Written instruction – Identify the lines that contain the string "Windows", then copy each of them.

# start of Dataset content

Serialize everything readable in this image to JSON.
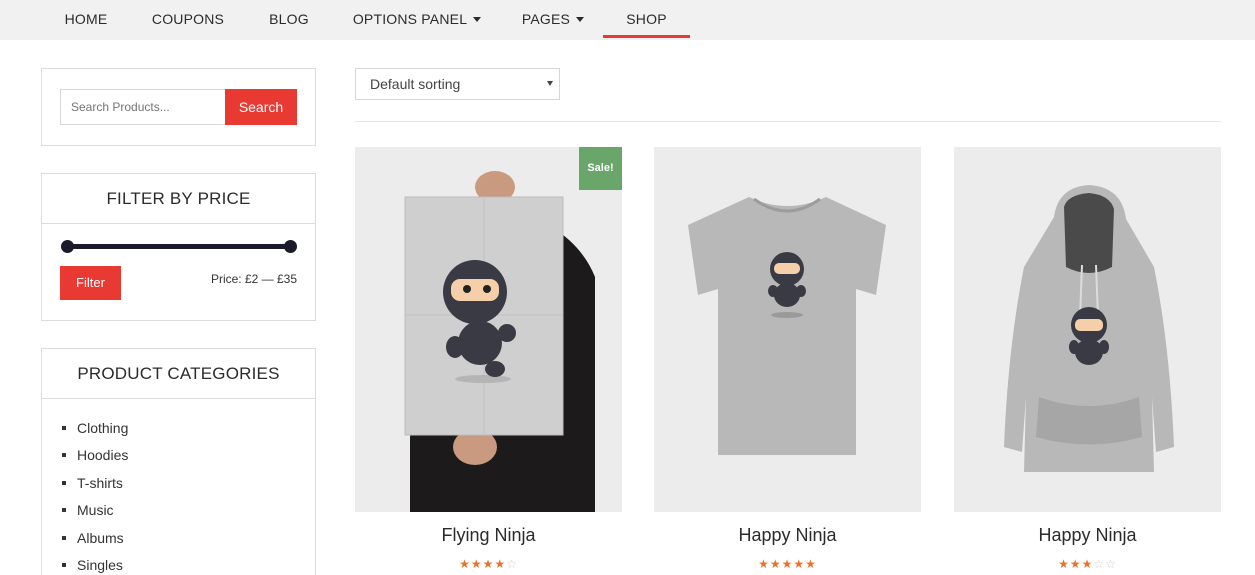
{
  "nav": {
    "items": [
      {
        "label": "HOME",
        "has_caret": false
      },
      {
        "label": "COUPONS",
        "has_caret": false
      },
      {
        "label": "BLOG",
        "has_caret": false
      },
      {
        "label": "OPTIONS PANEL",
        "has_caret": true
      },
      {
        "label": "PAGES",
        "has_caret": true
      },
      {
        "label": "SHOP",
        "has_caret": false,
        "active": true
      }
    ],
    "accent_color": "#e83a33"
  },
  "search": {
    "placeholder": "Search Products...",
    "button_label": "Search"
  },
  "price_filter": {
    "title": "FILTER BY PRICE",
    "button_label": "Filter",
    "range_text": "Price: £2 — £35",
    "min": 2,
    "max": 35
  },
  "categories": {
    "title": "PRODUCT CATEGORIES",
    "items": [
      "Clothing",
      "Hoodies",
      "T-shirts",
      "Music",
      "Albums",
      "Singles"
    ]
  },
  "sorting": {
    "selected": "Default sorting"
  },
  "products": [
    {
      "name": "Flying Ninja",
      "rating": 4,
      "on_sale": true,
      "sale_label": "Sale!",
      "image": "poster-ninja"
    },
    {
      "name": "Happy Ninja",
      "rating": 5,
      "on_sale": false,
      "image": "tshirt-ninja"
    },
    {
      "name": "Happy Ninja",
      "rating": 3,
      "on_sale": false,
      "image": "hoodie-ninja"
    }
  ],
  "colors": {
    "accent": "#e83a33",
    "sale_badge": "#6aa56a",
    "star": "#e8742b"
  }
}
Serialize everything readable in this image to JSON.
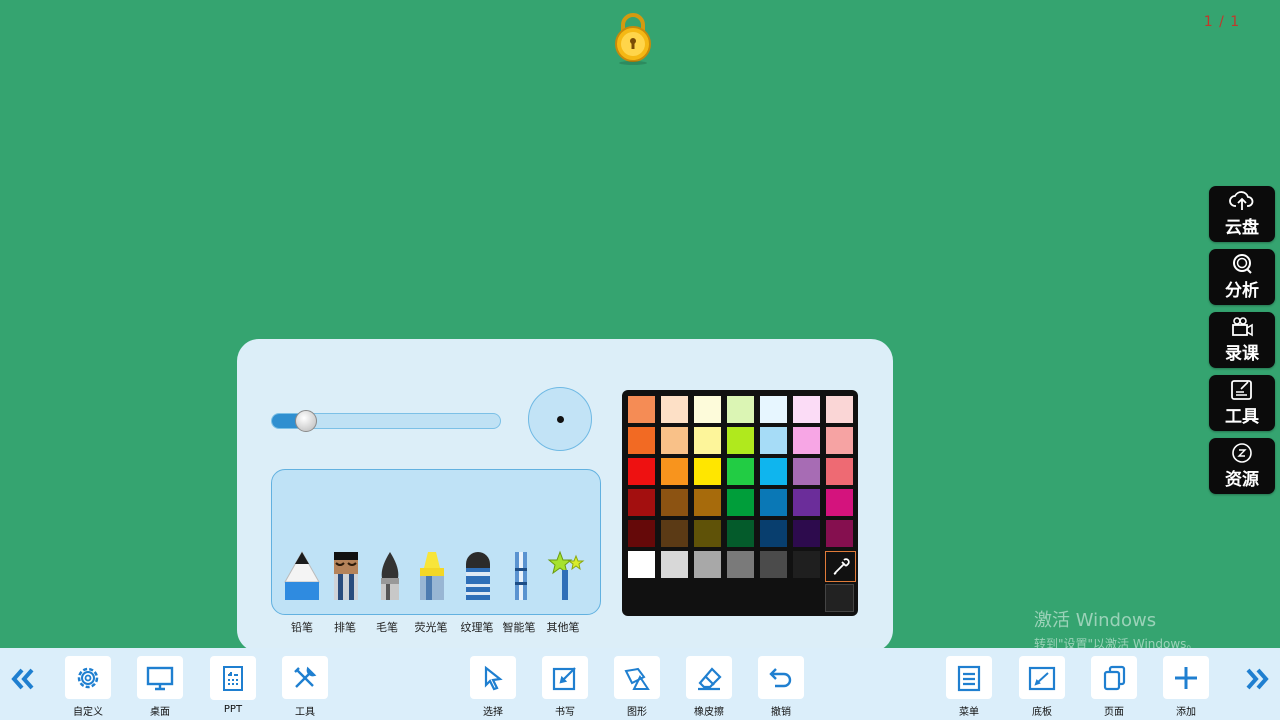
{
  "page_indicator": "1 / 1",
  "side_panel": [
    {
      "label": "云盘",
      "icon": "cloud-upload-icon"
    },
    {
      "label": "分析",
      "icon": "magnifier-icon"
    },
    {
      "label": "录课",
      "icon": "video-camera-icon"
    },
    {
      "label": "工具",
      "icon": "edit-box-icon"
    },
    {
      "label": "资源",
      "icon": "resource-z-icon"
    }
  ],
  "pen_panel": {
    "size_fraction": 0.1,
    "pens": [
      "铅笔",
      "排笔",
      "毛笔",
      "荧光笔",
      "纹理笔",
      "智能笔",
      "其他笔"
    ],
    "palette_rows": [
      [
        "#f58c55",
        "#fde0c6",
        "#fdfbda",
        "#dbf5b4",
        "#e7f6ff",
        "#fbdcf6",
        "#fad6d6"
      ],
      [
        "#f26a23",
        "#f9c188",
        "#fdf59a",
        "#b0e91d",
        "#a6dcf7",
        "#f7a6e5",
        "#f6a3a3"
      ],
      [
        "#ee1111",
        "#f8941d",
        "#ffe600",
        "#22cc44",
        "#0fb5ee",
        "#a76cb4",
        "#ee6a73"
      ],
      [
        "#a30f0f",
        "#8c5312",
        "#a76b0c",
        "#009e3a",
        "#0a78b6",
        "#6b2d9a",
        "#d4137d"
      ],
      [
        "#650909",
        "#5b3a15",
        "#5f5208",
        "#045b2b",
        "#083e6e",
        "#2d0b4d",
        "#850f4f"
      ],
      [
        "#ffffff",
        "#d8d8d8",
        "#a8a8a8",
        "#7a7a7a",
        "#4b4b4b",
        "#1f1f1f",
        null
      ]
    ]
  },
  "watermark": {
    "title": "激活 Windows",
    "subtitle": "转到\"设置\"以激活 Windows。"
  },
  "toolbar": {
    "left": [
      {
        "label": "自定义",
        "icon": "gear-icon"
      },
      {
        "label": "桌面",
        "icon": "monitor-icon"
      },
      {
        "label": "PPT",
        "icon": "ppt-icon"
      },
      {
        "label": "工具",
        "icon": "tools-icon"
      }
    ],
    "center": [
      {
        "label": "选择",
        "icon": "select-arrow-icon"
      },
      {
        "label": "书写",
        "icon": "write-icon"
      },
      {
        "label": "图形",
        "icon": "shapes-icon"
      },
      {
        "label": "橡皮擦",
        "icon": "eraser-icon"
      },
      {
        "label": "撤销",
        "icon": "undo-icon"
      }
    ],
    "right": [
      {
        "label": "菜单",
        "icon": "menu-icon"
      },
      {
        "label": "底板",
        "icon": "board-icon"
      },
      {
        "label": "页面",
        "icon": "pages-icon"
      },
      {
        "label": "添加",
        "icon": "plus-icon"
      }
    ]
  }
}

# end of Dataset content

Finished answer –
    "title": "激活 Windows",
    "subtitle": "转到\"设置\"以激活 Windows。"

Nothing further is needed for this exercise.